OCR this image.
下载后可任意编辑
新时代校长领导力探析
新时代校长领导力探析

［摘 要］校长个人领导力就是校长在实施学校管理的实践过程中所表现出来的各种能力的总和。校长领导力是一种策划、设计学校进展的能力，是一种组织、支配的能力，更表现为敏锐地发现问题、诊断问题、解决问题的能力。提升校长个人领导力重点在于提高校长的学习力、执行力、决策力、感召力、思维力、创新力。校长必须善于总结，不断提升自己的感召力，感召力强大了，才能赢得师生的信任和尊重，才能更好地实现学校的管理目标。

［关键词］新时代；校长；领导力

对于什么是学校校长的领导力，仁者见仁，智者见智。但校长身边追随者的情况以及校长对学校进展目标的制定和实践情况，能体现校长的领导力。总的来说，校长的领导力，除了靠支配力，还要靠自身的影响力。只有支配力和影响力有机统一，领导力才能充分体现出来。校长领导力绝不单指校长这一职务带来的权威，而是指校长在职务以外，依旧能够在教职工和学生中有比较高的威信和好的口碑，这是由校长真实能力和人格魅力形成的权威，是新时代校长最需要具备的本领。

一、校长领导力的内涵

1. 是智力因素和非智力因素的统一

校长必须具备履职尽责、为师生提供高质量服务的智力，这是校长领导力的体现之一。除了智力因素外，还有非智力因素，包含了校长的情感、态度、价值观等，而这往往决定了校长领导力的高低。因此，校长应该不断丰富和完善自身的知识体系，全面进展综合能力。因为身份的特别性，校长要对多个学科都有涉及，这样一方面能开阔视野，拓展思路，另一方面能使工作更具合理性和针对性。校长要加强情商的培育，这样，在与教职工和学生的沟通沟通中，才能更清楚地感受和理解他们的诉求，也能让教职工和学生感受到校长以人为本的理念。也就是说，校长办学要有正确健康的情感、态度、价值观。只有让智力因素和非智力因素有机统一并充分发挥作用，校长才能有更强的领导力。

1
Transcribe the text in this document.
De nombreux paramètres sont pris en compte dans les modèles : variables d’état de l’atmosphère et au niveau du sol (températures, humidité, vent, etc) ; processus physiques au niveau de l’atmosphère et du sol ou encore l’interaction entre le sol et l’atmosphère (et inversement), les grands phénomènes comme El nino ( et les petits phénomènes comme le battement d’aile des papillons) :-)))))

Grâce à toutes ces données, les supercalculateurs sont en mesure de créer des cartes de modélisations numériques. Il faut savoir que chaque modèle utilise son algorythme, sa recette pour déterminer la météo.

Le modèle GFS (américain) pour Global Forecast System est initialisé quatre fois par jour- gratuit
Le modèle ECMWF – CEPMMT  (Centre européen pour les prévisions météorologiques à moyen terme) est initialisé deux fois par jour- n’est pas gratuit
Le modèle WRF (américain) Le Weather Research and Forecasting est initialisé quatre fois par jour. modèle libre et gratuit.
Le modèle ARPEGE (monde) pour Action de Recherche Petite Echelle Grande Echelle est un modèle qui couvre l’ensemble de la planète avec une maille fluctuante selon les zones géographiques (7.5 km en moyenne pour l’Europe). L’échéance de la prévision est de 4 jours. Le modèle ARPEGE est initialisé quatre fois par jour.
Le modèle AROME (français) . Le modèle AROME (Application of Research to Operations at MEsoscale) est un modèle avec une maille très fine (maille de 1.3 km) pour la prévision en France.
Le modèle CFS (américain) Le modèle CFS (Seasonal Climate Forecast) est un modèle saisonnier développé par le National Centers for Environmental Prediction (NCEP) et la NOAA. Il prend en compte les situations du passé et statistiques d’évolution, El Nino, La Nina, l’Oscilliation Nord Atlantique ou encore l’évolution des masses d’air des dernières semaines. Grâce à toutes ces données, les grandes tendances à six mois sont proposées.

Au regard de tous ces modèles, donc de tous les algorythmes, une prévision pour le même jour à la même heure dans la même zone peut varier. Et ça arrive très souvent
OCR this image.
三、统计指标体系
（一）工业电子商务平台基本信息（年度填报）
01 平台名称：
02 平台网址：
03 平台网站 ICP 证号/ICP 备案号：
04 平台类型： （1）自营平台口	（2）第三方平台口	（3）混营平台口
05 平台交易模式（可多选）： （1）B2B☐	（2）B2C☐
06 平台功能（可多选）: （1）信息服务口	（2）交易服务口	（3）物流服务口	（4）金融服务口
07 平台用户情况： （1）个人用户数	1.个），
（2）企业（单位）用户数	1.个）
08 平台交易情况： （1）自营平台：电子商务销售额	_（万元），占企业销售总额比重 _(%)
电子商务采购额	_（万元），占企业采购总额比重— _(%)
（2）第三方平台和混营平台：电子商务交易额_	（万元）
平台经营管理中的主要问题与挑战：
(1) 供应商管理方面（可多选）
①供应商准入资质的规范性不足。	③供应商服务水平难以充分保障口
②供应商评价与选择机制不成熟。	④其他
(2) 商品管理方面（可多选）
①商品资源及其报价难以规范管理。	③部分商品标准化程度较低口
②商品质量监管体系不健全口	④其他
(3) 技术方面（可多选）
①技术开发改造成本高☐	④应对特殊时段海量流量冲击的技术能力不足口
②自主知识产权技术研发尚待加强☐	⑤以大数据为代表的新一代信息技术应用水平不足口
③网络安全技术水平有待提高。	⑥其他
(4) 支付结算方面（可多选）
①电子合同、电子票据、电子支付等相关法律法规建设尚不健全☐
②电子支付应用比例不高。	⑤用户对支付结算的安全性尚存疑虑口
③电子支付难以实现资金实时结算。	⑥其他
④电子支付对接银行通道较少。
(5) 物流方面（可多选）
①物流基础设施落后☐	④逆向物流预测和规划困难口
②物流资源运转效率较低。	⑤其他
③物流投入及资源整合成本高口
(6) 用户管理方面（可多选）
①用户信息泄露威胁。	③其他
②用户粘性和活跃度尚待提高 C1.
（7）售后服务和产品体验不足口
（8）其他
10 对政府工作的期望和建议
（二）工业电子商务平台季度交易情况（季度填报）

Goal:
Where a line of the data holds "initialisé", show that line.

Expected answer:
Le modèle GFS (américain) pour Global Forecast System est initialisé quatre fois par jour- gratuit
Le modèle ECMWF – CEPMMT  (Centre européen pour les prévisions météorologiques à moyen terme) est initialisé deux fois par jour- n’est pas gratuit
Le modèle WRF (américain) Le Weather Research and Forecasting est initialisé quatre fois par jour. modèle libre et gratuit.
Le modèle ARPEGE (monde) pour Action de Recherche Petite Echelle Grande Echelle est un modèle qui couvre l’ensemble de la planète avec une maille fluctuante selon les zones géographiques (7.5 km en moyenne pour l’Europe). L’échéance de la prévision est de 4 jours. Le modèle ARPEGE est initialisé quatre fois par jour.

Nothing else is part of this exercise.